Each line containing the word "describing" must be reported.
----
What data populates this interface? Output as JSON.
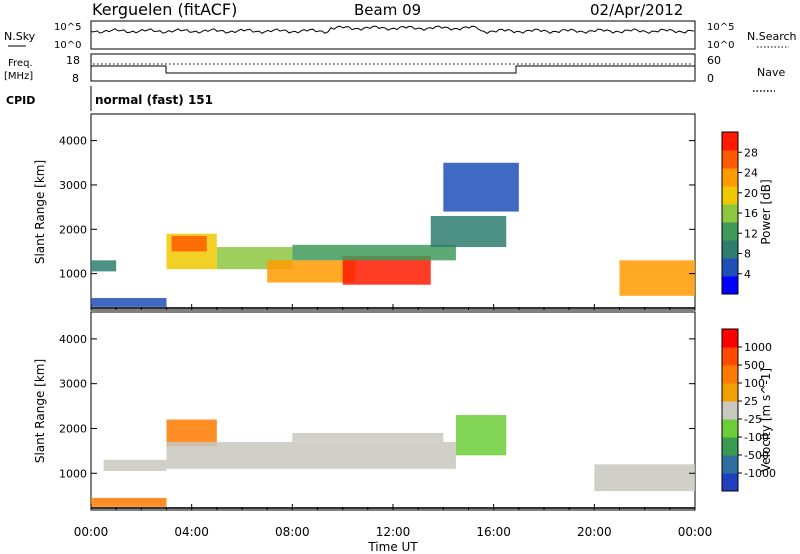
{
  "header": {
    "station": "Kerguelen (fitACF)",
    "beam": "Beam 09",
    "date": "02/Apr/2012"
  },
  "strip": {
    "nsky_label": "N.Sky",
    "nsearch_label": "N.Search",
    "nsky_ticks": [
      "10^5",
      "10^0"
    ],
    "nsearch_ticks": [
      "10^5",
      "10^0"
    ],
    "freq_label_1": "Freq.",
    "freq_label_2": "[MHz]",
    "freq_ticks": [
      "18",
      "8"
    ],
    "nave_label": "Nave",
    "nave_ticks": [
      "60",
      "0"
    ],
    "cpid_label": "CPID",
    "cpid_value": "normal (fast) 151"
  },
  "colors": {
    "power": [
      "#0000ff",
      "#1f4fb8",
      "#2e7d6e",
      "#3f9a5a",
      "#8dc63f",
      "#f0c800",
      "#ff9a00",
      "#ff5a00",
      "#ff1a00"
    ],
    "velocity": [
      "#2040c0",
      "#2e6fa0",
      "#3a9a50",
      "#6ccc3a",
      "#c8c8c0",
      "#f0a000",
      "#ff7a00",
      "#ff4a00",
      "#ff0000"
    ]
  },
  "chart_data": [
    {
      "type": "heatmap",
      "name": "power-panel",
      "title": "",
      "xlabel": "",
      "ylabel": "Slant Range [km]",
      "xlim": [
        "00:00",
        "24:00"
      ],
      "ylim": [
        180,
        4600
      ],
      "x_ticks": [
        "00:00",
        "04:00",
        "08:00",
        "12:00",
        "16:00",
        "20:00",
        "00:00"
      ],
      "y_ticks": [
        1000,
        2000,
        3000,
        4000
      ],
      "colorbar": {
        "label": "Power [dB]",
        "ticks": [
          "28",
          "24",
          "20",
          "16",
          "12",
          "8",
          "4"
        ]
      },
      "regions": [
        {
          "t0": 0.0,
          "t1": 1.0,
          "r0": 1050,
          "r1": 1300,
          "level": 2
        },
        {
          "t0": 0.0,
          "t1": 3.0,
          "r0": 250,
          "r1": 450,
          "level": 1
        },
        {
          "t0": 3.0,
          "t1": 5.0,
          "r0": 1100,
          "r1": 1900,
          "level": 5
        },
        {
          "t0": 3.2,
          "t1": 4.6,
          "r0": 1500,
          "r1": 1850,
          "level": 7
        },
        {
          "t0": 5.0,
          "t1": 8.0,
          "r0": 1100,
          "r1": 1600,
          "level": 4
        },
        {
          "t0": 7.0,
          "t1": 10.5,
          "r0": 800,
          "r1": 1300,
          "level": 6
        },
        {
          "t0": 10.0,
          "t1": 13.5,
          "r0": 750,
          "r1": 1400,
          "level": 8
        },
        {
          "t0": 8.0,
          "t1": 14.5,
          "r0": 1300,
          "r1": 1650,
          "level": 3
        },
        {
          "t0": 13.5,
          "t1": 16.5,
          "r0": 1600,
          "r1": 2300,
          "level": 2
        },
        {
          "t0": 14.0,
          "t1": 17.0,
          "r0": 2400,
          "r1": 3500,
          "level": 1
        },
        {
          "t0": 21.0,
          "t1": 24.0,
          "r0": 500,
          "r1": 1300,
          "level": 6
        }
      ]
    },
    {
      "type": "heatmap",
      "name": "velocity-panel",
      "title": "",
      "xlabel": "Time UT",
      "ylabel": "Slant Range [km]",
      "xlim": [
        "00:00",
        "24:00"
      ],
      "ylim": [
        180,
        4600
      ],
      "x_ticks": [
        "00:00",
        "04:00",
        "08:00",
        "12:00",
        "16:00",
        "20:00",
        "00:00"
      ],
      "y_ticks": [
        1000,
        2000,
        3000,
        4000
      ],
      "colorbar": {
        "label": "Velocity [m s^-1]",
        "ticks": [
          "1000",
          "500",
          "100",
          "25",
          "-25",
          "-100",
          "-500",
          "-1000"
        ]
      },
      "regions": [
        {
          "t0": 0.0,
          "t1": 3.0,
          "r0": 250,
          "r1": 450,
          "level": 6
        },
        {
          "t0": 0.5,
          "t1": 3.0,
          "r0": 1050,
          "r1": 1300,
          "level": 4
        },
        {
          "t0": 3.0,
          "t1": 5.0,
          "r0": 1600,
          "r1": 2200,
          "level": 6
        },
        {
          "t0": 3.0,
          "t1": 14.5,
          "r0": 1100,
          "r1": 1700,
          "level": 4
        },
        {
          "t0": 8.0,
          "t1": 14.0,
          "r0": 1700,
          "r1": 1900,
          "level": 4
        },
        {
          "t0": 14.5,
          "t1": 16.5,
          "r0": 1400,
          "r1": 2300,
          "level": 3
        },
        {
          "t0": 20.0,
          "t1": 24.0,
          "r0": 600,
          "r1": 1200,
          "level": 4
        }
      ]
    }
  ]
}
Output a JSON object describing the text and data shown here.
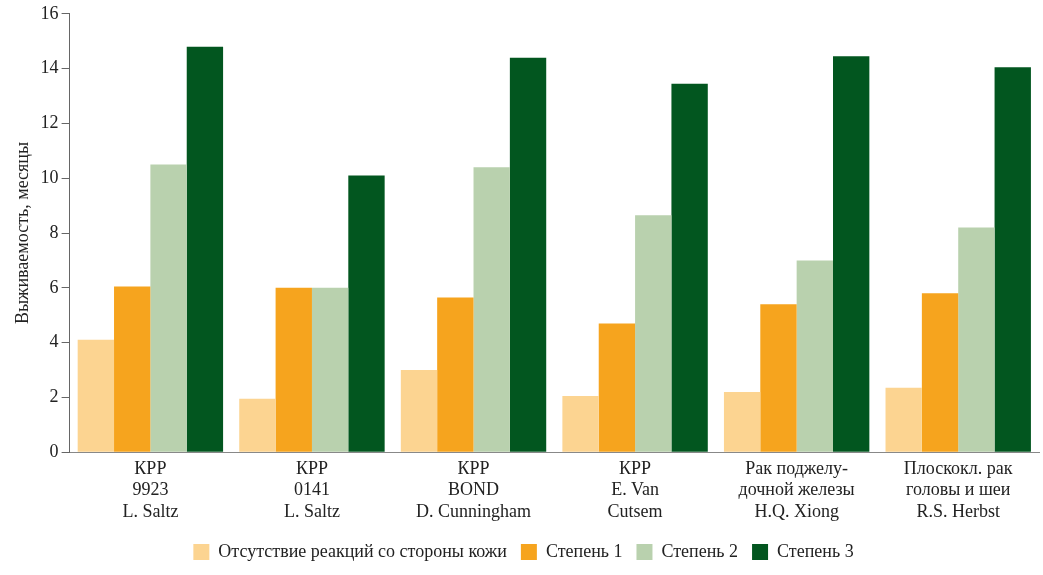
{
  "chart_data": {
    "type": "bar",
    "ylabel": "Выживаемость, месяцы",
    "categories": [
      "КРР\n9923\nL. Saltz",
      "КРР\n0141\nL. Saltz",
      "КРР\nBOND\nD. Cunningham",
      "КРР\nE. Van\nCutsem",
      "Рак поджелу-\nдочной железы\nH.Q. Xiong",
      "Плоскокл. рак\nголовы и шеи\nR.S. Herbst"
    ],
    "series": [
      {
        "name": "Отсутствие реакций со стороны кожи",
        "color": "#fcd491",
        "values": [
          4.1,
          1.95,
          3.0,
          2.05,
          2.2,
          2.35
        ]
      },
      {
        "name": "Степень 1",
        "color": "#f6a41e",
        "values": [
          6.05,
          6.0,
          5.65,
          4.7,
          5.4,
          5.8
        ]
      },
      {
        "name": "Степень 2",
        "color": "#b9d1ae",
        "values": [
          10.5,
          6.0,
          10.4,
          8.65,
          7.0,
          8.2
        ]
      },
      {
        "name": "Степень 3",
        "color": "#02561f",
        "values": [
          14.8,
          10.1,
          14.4,
          13.45,
          14.45,
          14.05
        ]
      }
    ],
    "ylim": [
      0,
      16
    ],
    "yticks": [
      0,
      2,
      4,
      6,
      8,
      10,
      12,
      14,
      16
    ],
    "grid": false,
    "legend": "bottom"
  }
}
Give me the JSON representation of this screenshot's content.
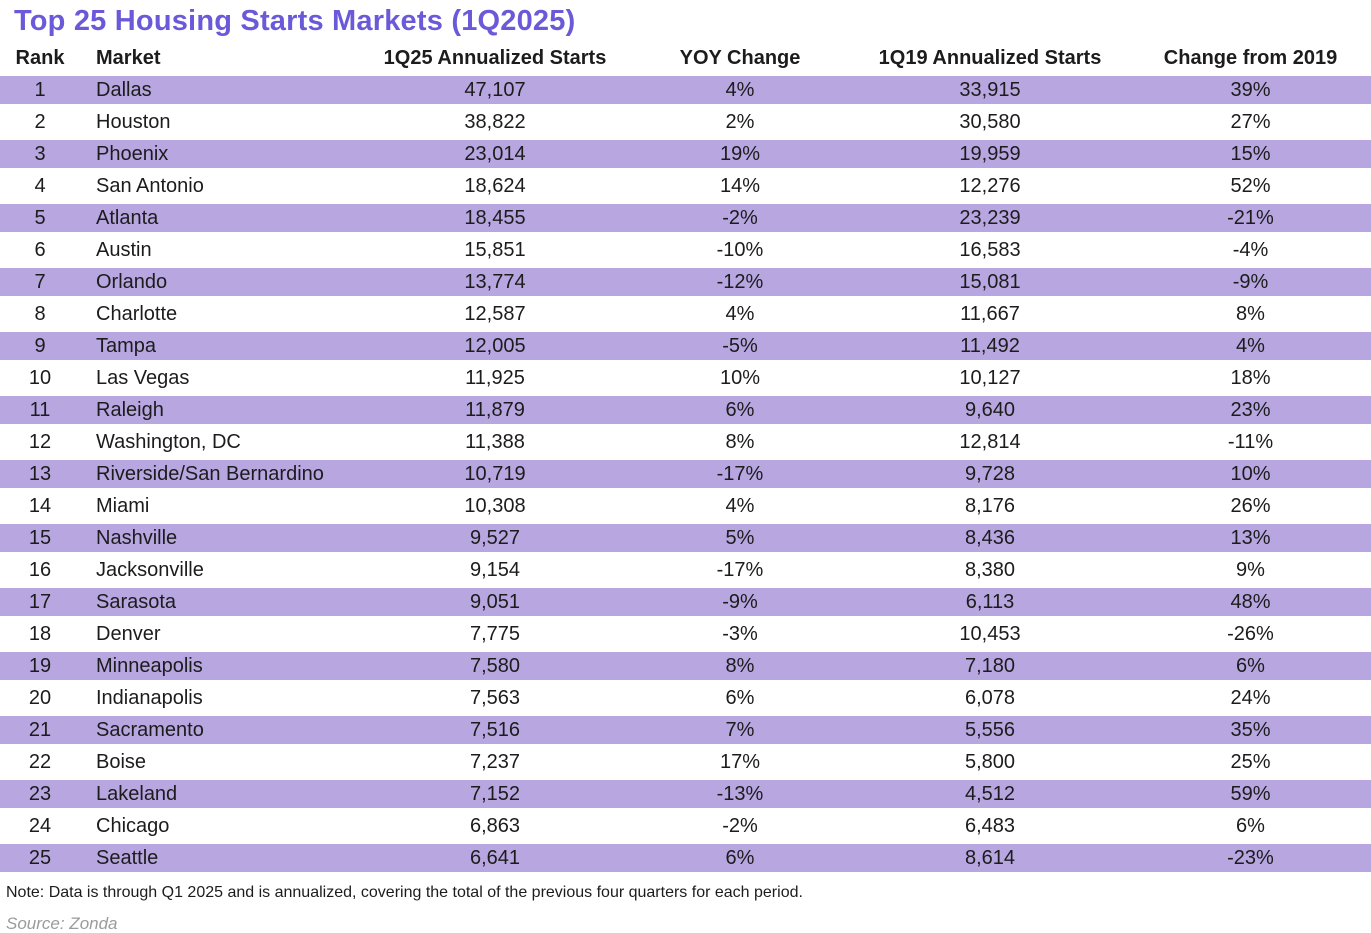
{
  "title": "Top 25 Housing Starts Markets (1Q2025)",
  "note": "Note: Data is through Q1 2025 and is annualized, covering the total of the previous four quarters for each period.",
  "source": "Source: Zonda",
  "colors": {
    "title_accent": "#6a5ad9",
    "row_stripe": "#b7a6e0",
    "body_text": "#1c1c1c",
    "source_text": "#9b9b9b"
  },
  "chart_data": {
    "type": "table",
    "title": "Top 25 Housing Starts Markets (1Q2025)",
    "columns": [
      "Rank",
      "Market",
      "1Q25 Annualized Starts",
      "YOY Change",
      "1Q19 Annualized Starts",
      "Change from 2019"
    ],
    "rows": [
      [
        "1",
        "Dallas",
        "47,107",
        "4%",
        "33,915",
        "39%"
      ],
      [
        "2",
        "Houston",
        "38,822",
        "2%",
        "30,580",
        "27%"
      ],
      [
        "3",
        "Phoenix",
        "23,014",
        "19%",
        "19,959",
        "15%"
      ],
      [
        "4",
        "San Antonio",
        "18,624",
        "14%",
        "12,276",
        "52%"
      ],
      [
        "5",
        "Atlanta",
        "18,455",
        "-2%",
        "23,239",
        "-21%"
      ],
      [
        "6",
        "Austin",
        "15,851",
        "-10%",
        "16,583",
        "-4%"
      ],
      [
        "7",
        "Orlando",
        "13,774",
        "-12%",
        "15,081",
        "-9%"
      ],
      [
        "8",
        "Charlotte",
        "12,587",
        "4%",
        "11,667",
        "8%"
      ],
      [
        "9",
        "Tampa",
        "12,005",
        "-5%",
        "11,492",
        "4%"
      ],
      [
        "10",
        "Las Vegas",
        "11,925",
        "10%",
        "10,127",
        "18%"
      ],
      [
        "11",
        "Raleigh",
        "11,879",
        "6%",
        "9,640",
        "23%"
      ],
      [
        "12",
        "Washington, DC",
        "11,388",
        "8%",
        "12,814",
        "-11%"
      ],
      [
        "13",
        "Riverside/San Bernardino",
        "10,719",
        "-17%",
        "9,728",
        "10%"
      ],
      [
        "14",
        "Miami",
        "10,308",
        "4%",
        "8,176",
        "26%"
      ],
      [
        "15",
        "Nashville",
        "9,527",
        "5%",
        "8,436",
        "13%"
      ],
      [
        "16",
        "Jacksonville",
        "9,154",
        "-17%",
        "8,380",
        "9%"
      ],
      [
        "17",
        "Sarasota",
        "9,051",
        "-9%",
        "6,113",
        "48%"
      ],
      [
        "18",
        "Denver",
        "7,775",
        "-3%",
        "10,453",
        "-26%"
      ],
      [
        "19",
        "Minneapolis",
        "7,580",
        "8%",
        "7,180",
        "6%"
      ],
      [
        "20",
        "Indianapolis",
        "7,563",
        "6%",
        "6,078",
        "24%"
      ],
      [
        "21",
        "Sacramento",
        "7,516",
        "7%",
        "5,556",
        "35%"
      ],
      [
        "22",
        "Boise",
        "7,237",
        "17%",
        "5,800",
        "25%"
      ],
      [
        "23",
        "Lakeland",
        "7,152",
        "-13%",
        "4,512",
        "59%"
      ],
      [
        "24",
        "Chicago",
        "6,863",
        "-2%",
        "6,483",
        "6%"
      ],
      [
        "25",
        "Seattle",
        "6,641",
        "6%",
        "8,614",
        "-23%"
      ]
    ],
    "note": "Note: Data is through Q1 2025 and is annualized, covering the total of the previous four quarters for each period.",
    "source": "Source: Zonda",
    "stripe_pattern": "odd rows (1,3,5,...) lavender #b7a6e0, even rows white"
  }
}
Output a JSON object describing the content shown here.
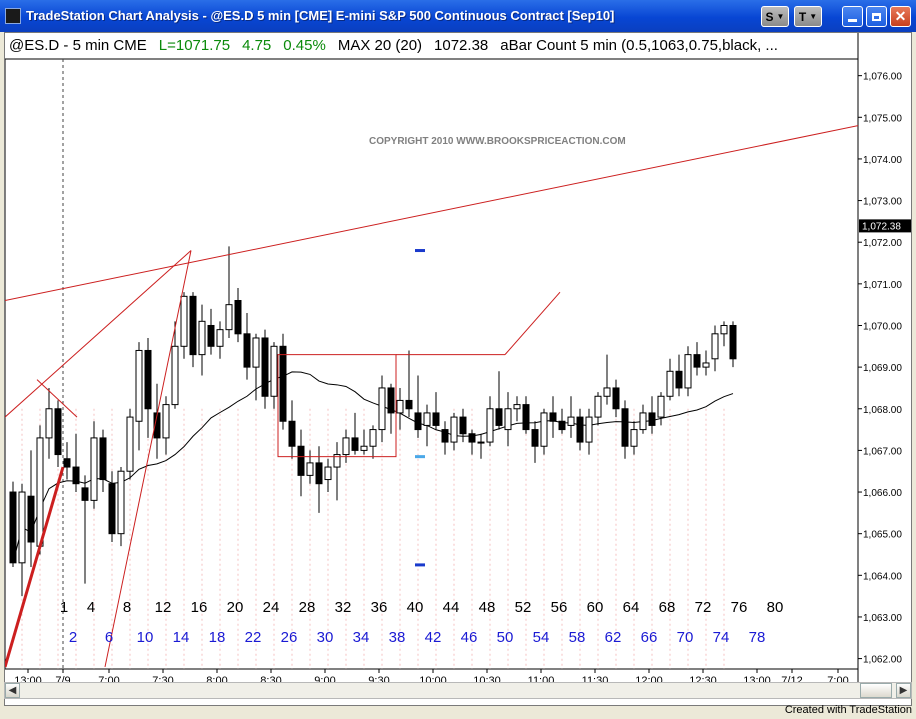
----
RESULT OF THIS EXERCISE
Output a JSON object describing the text and data shown here.
Output a JSON object describing the content shown here.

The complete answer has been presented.